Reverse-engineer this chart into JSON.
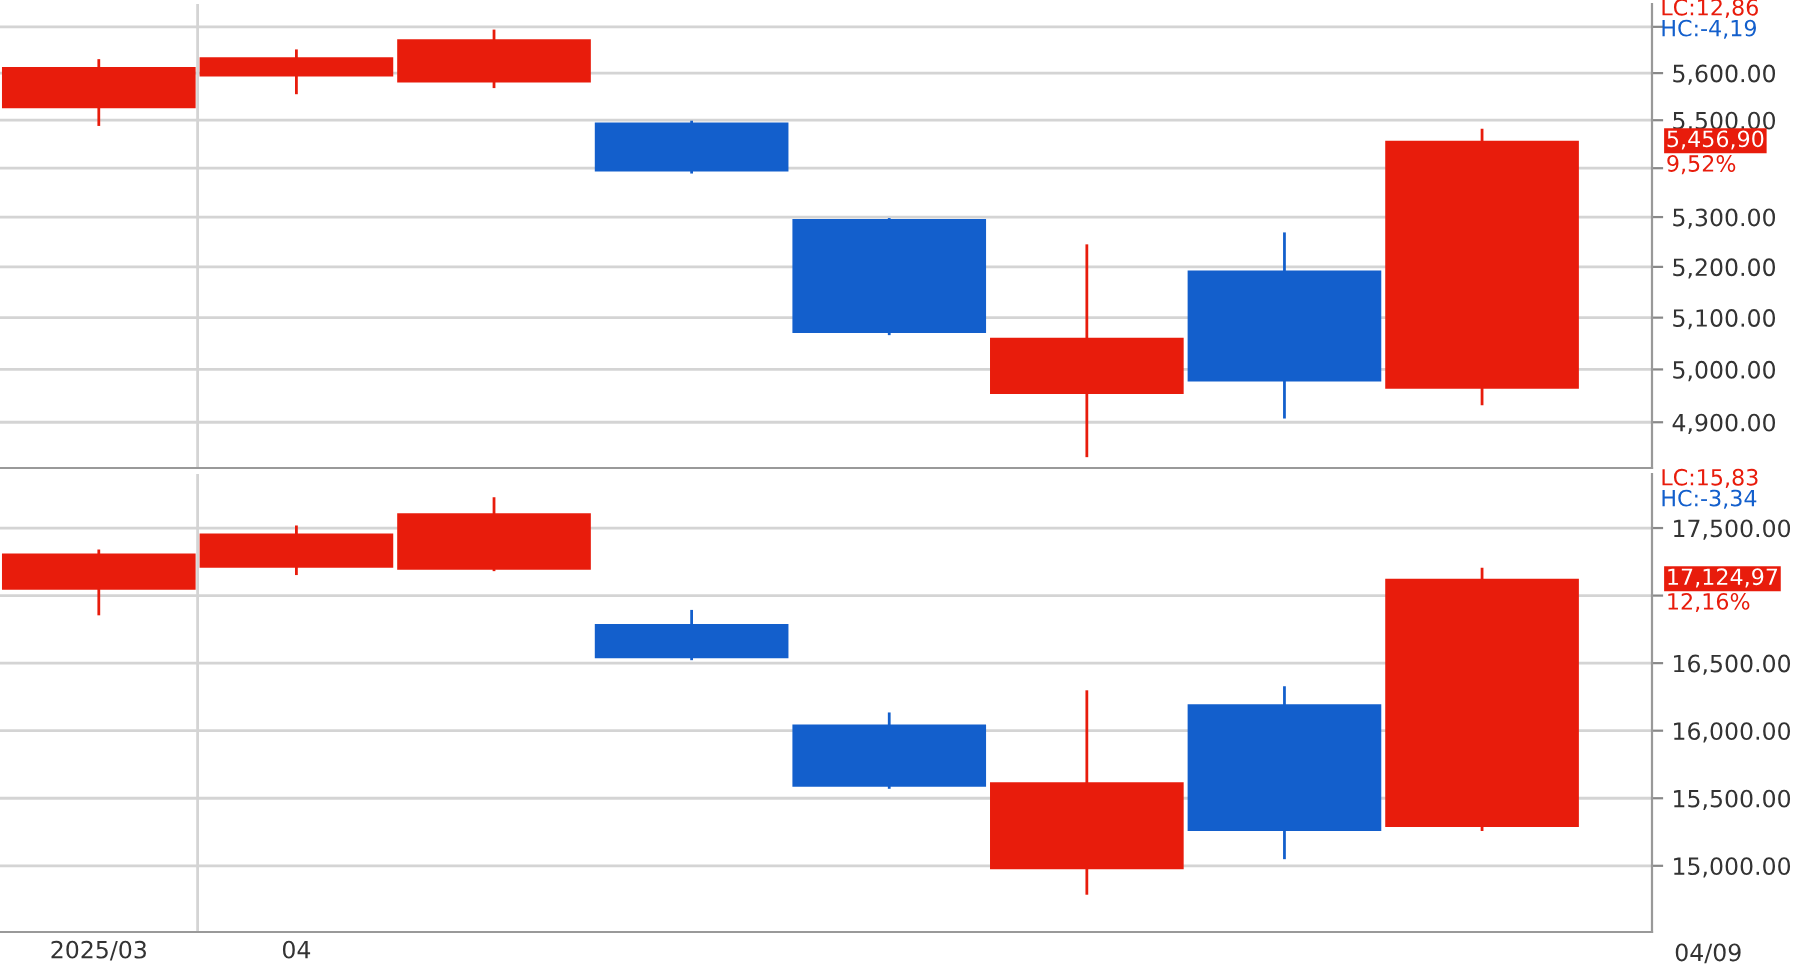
{
  "chart_data": [
    {
      "type": "candlestick",
      "categories": [
        "2025/03",
        "04",
        null,
        null,
        null,
        null,
        null,
        null
      ],
      "ohlc": [
        [
          5525,
          5630,
          5488,
          5613
        ],
        [
          5593,
          5651,
          5555,
          5634
        ],
        [
          5580,
          5694,
          5568,
          5673
        ],
        [
          5495,
          5499,
          5389,
          5393
        ],
        [
          5296,
          5298,
          5066,
          5070
        ],
        [
          4953,
          5245,
          4835,
          5061
        ],
        [
          5193,
          5269,
          4907,
          4977
        ],
        [
          4963,
          5482,
          4932,
          5456.9
        ]
      ],
      "colors": [
        "#e81c0c",
        "#e81c0c",
        "#e81c0c",
        "#135fcc",
        "#135fcc",
        "#e81c0c",
        "#135fcc",
        "#e81c0c"
      ],
      "log": true,
      "ylim": [
        4815,
        5750
      ],
      "yticks": [
        {
          "value": 4900,
          "label": "4,900.00"
        },
        {
          "value": 5000,
          "label": "5,000.00"
        },
        {
          "value": 5100,
          "label": "5,100.00"
        },
        {
          "value": 5200,
          "label": "5,200.00"
        },
        {
          "value": 5300,
          "label": "5,300.00"
        },
        {
          "value": 5400,
          "label": null
        },
        {
          "value": 5500,
          "label": "5,500.00"
        },
        {
          "value": 5600,
          "label": "5,600.00"
        },
        {
          "value": 5700,
          "label": null
        }
      ],
      "grid": true,
      "tick_labels": "y",
      "annotations": [
        "LC:12,86",
        "HC:-4,19",
        "5,456,90",
        "9,52%"
      ]
    },
    {
      "type": "candlestick",
      "categories": [
        "2025/03",
        "04",
        null,
        null,
        null,
        null,
        null,
        null
      ],
      "ohlc": [
        [
          17043,
          17341,
          16854,
          17311
        ],
        [
          17207,
          17519,
          17152,
          17460
        ],
        [
          17192,
          17728,
          17181,
          17609
        ],
        [
          16790,
          16894,
          16522,
          16537
        ],
        [
          16046,
          16135,
          15570,
          15585
        ],
        [
          14975,
          16299,
          14786,
          15619
        ],
        [
          16195,
          16329,
          15049,
          15257
        ],
        [
          15287,
          17207,
          15257,
          17124.97
        ]
      ],
      "colors": [
        "#e81c0c",
        "#e81c0c",
        "#e81c0c",
        "#135fcc",
        "#135fcc",
        "#e81c0c",
        "#135fcc",
        "#e81c0c"
      ],
      "ylim": [
        14510,
        17900
      ],
      "yticks": [
        {
          "value": 15000,
          "label": "15,000.00"
        },
        {
          "value": 15500,
          "label": "15,500.00"
        },
        {
          "value": 16000,
          "label": "16,000.00"
        },
        {
          "value": 16500,
          "label": "16,500.00"
        },
        {
          "value": 17000,
          "label": null
        },
        {
          "value": 17500,
          "label": "17,500.00"
        }
      ],
      "grid": true,
      "annotations": [
        "LC:15,83",
        "HC:-3,34",
        "17,124,97",
        "12,16%",
        "04/09"
      ]
    }
  ]
}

*GIVEN EXERCISE:* All of the records above must be copied exactly, except for the pictures.

*RESPONSE TO THE EXERCISE:*
Reverse-engineer this chart into JSON.
{
  "chart_data": [
    {
      "type": "candlestick",
      "categories": [
        "2025/03",
        "04",
        null,
        null,
        null,
        null,
        null,
        null
      ],
      "ohlc": [
        [
          5525,
          5630,
          5488,
          5613
        ],
        [
          5593,
          5651,
          5555,
          5634
        ],
        [
          5580,
          5694,
          5568,
          5673
        ],
        [
          5495,
          5499,
          5389,
          5393
        ],
        [
          5296,
          5298,
          5066,
          5070
        ],
        [
          4953,
          5245,
          4835,
          5061
        ],
        [
          5193,
          5269,
          4907,
          4977
        ],
        [
          4963,
          5482,
          4932,
          5456.9
        ]
      ],
      "colors": [
        "#e81c0c",
        "#e81c0c",
        "#e81c0c",
        "#135fcc",
        "#135fcc",
        "#e81c0c",
        "#135fcc",
        "#e81c0c"
      ],
      "log": true,
      "ylim": [
        4815,
        5750
      ],
      "yticks": [
        {
          "value": 4900,
          "label": "4,900.00"
        },
        {
          "value": 5000,
          "label": "5,000.00"
        },
        {
          "value": 5100,
          "label": "5,100.00"
        },
        {
          "value": 5200,
          "label": "5,200.00"
        },
        {
          "value": 5300,
          "label": "5,300.00"
        },
        {
          "value": 5400,
          "label": null
        },
        {
          "value": 5500,
          "label": "5,500.00"
        },
        {
          "value": 5600,
          "label": "5,600.00"
        },
        {
          "value": 5700,
          "label": null
        }
      ],
      "grid": true,
      "tick_labels": "y",
      "annotations": [
        "LC:12,86",
        "HC:-4,19",
        "5,456,90",
        "9,52%"
      ]
    },
    {
      "type": "candlestick",
      "categories": [
        "2025/03",
        "04",
        null,
        null,
        null,
        null,
        null,
        null
      ],
      "ohlc": [
        [
          17043,
          17341,
          16854,
          17311
        ],
        [
          17207,
          17519,
          17152,
          17460
        ],
        [
          17192,
          17728,
          17181,
          17609
        ],
        [
          16790,
          16894,
          16522,
          16537
        ],
        [
          16046,
          16135,
          15570,
          15585
        ],
        [
          14975,
          16299,
          14786,
          15619
        ],
        [
          16195,
          16329,
          15049,
          15257
        ],
        [
          15287,
          17207,
          15257,
          17124.97
        ]
      ],
      "colors": [
        "#e81c0c",
        "#e81c0c",
        "#e81c0c",
        "#135fcc",
        "#135fcc",
        "#e81c0c",
        "#135fcc",
        "#e81c0c"
      ],
      "ylim": [
        14510,
        17900
      ],
      "yticks": [
        {
          "value": 15000,
          "label": "15,000.00"
        },
        {
          "value": 15500,
          "label": "15,500.00"
        },
        {
          "value": 16000,
          "label": "16,000.00"
        },
        {
          "value": 16500,
          "label": "16,500.00"
        },
        {
          "value": 17000,
          "label": null
        },
        {
          "value": 17500,
          "label": "17,500.00"
        }
      ],
      "grid": true,
      "annotations": [
        "LC:15,83",
        "HC:-3,34",
        "17,124,97",
        "12,16%",
        "04/09"
      ]
    }
  ]
}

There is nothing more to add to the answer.